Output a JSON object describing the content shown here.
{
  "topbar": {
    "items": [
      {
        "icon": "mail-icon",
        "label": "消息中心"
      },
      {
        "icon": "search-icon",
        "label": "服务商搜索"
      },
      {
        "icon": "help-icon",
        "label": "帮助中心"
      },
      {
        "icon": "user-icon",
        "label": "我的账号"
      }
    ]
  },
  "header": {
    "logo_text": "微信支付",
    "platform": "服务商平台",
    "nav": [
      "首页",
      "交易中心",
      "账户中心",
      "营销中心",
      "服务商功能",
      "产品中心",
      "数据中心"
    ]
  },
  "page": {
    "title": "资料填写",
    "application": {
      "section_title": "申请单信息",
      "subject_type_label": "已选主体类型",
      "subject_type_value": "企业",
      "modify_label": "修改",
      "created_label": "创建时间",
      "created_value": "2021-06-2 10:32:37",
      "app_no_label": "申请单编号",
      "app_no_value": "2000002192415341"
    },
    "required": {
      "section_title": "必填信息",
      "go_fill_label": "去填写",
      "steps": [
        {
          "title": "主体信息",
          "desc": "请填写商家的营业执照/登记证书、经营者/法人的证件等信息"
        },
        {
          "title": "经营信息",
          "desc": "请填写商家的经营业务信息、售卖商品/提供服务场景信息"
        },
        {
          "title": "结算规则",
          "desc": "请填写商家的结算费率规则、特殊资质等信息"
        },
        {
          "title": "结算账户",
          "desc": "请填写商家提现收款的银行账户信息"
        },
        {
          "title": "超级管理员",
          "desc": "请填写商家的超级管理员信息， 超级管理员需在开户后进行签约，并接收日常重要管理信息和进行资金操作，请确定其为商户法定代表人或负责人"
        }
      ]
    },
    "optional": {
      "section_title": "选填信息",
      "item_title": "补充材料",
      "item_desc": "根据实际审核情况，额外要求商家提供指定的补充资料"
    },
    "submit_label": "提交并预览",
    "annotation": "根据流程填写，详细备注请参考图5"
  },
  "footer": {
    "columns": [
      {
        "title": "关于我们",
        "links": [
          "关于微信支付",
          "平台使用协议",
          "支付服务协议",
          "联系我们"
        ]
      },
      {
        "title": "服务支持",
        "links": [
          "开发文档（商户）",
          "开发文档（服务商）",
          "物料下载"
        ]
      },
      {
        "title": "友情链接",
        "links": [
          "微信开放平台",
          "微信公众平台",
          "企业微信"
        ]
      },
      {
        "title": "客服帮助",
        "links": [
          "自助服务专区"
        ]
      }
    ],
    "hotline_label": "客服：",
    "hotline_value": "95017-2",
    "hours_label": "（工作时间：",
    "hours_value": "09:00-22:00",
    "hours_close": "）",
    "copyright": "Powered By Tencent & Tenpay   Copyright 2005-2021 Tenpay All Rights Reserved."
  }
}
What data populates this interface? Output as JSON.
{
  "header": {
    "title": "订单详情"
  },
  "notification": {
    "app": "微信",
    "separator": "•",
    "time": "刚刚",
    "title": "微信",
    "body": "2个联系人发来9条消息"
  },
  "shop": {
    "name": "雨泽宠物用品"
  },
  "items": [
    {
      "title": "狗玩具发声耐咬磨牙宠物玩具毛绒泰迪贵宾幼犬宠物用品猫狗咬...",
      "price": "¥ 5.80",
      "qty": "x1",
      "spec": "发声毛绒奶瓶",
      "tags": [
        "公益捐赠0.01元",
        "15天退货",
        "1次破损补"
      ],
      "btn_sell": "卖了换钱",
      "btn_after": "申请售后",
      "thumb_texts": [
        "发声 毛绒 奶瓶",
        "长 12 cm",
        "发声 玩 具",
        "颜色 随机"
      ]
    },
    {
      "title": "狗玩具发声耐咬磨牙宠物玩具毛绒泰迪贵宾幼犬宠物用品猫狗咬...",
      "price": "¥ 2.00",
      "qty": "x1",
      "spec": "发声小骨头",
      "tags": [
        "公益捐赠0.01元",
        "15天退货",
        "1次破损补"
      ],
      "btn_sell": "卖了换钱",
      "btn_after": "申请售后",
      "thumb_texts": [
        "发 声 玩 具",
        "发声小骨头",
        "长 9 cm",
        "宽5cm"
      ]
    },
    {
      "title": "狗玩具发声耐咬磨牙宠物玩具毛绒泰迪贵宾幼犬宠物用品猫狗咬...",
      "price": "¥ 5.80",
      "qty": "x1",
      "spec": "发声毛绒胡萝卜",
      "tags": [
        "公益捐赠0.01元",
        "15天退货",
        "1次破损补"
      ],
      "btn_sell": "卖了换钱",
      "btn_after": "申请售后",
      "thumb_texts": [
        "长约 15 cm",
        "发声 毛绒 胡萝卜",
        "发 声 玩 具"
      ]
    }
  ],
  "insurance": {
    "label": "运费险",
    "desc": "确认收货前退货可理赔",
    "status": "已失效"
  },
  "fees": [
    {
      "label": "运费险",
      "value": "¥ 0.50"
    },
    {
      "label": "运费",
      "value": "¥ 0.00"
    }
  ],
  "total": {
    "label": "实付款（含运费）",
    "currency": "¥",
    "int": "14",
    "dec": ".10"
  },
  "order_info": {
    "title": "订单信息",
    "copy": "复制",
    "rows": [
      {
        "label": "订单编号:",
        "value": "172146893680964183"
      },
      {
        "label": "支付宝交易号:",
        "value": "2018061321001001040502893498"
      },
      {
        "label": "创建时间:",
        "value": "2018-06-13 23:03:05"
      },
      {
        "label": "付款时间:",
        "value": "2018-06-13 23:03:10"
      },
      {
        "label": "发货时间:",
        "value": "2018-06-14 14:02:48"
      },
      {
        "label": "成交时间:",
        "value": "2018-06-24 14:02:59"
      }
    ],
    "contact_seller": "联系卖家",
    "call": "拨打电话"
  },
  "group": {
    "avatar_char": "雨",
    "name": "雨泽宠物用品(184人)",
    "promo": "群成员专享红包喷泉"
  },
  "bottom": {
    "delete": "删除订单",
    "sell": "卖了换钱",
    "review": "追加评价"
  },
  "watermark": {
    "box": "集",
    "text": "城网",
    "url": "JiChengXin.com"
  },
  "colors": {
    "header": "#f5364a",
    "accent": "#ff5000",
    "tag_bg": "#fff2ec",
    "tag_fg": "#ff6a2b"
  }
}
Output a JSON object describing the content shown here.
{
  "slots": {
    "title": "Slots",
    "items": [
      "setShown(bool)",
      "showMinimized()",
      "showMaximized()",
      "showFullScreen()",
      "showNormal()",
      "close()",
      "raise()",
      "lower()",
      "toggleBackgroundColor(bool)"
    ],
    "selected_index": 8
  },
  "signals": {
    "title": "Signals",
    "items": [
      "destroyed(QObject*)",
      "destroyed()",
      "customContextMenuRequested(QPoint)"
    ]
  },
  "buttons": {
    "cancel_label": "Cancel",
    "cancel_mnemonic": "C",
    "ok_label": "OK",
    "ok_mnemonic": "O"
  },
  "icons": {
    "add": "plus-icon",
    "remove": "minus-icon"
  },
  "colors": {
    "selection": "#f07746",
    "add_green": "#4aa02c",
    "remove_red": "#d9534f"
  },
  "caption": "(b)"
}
--------------------------------------------------
* SET PROBLEM
Going through the data above, count the lines where the string "spec" appears, and answer with only that number.

* THE ANSWER
3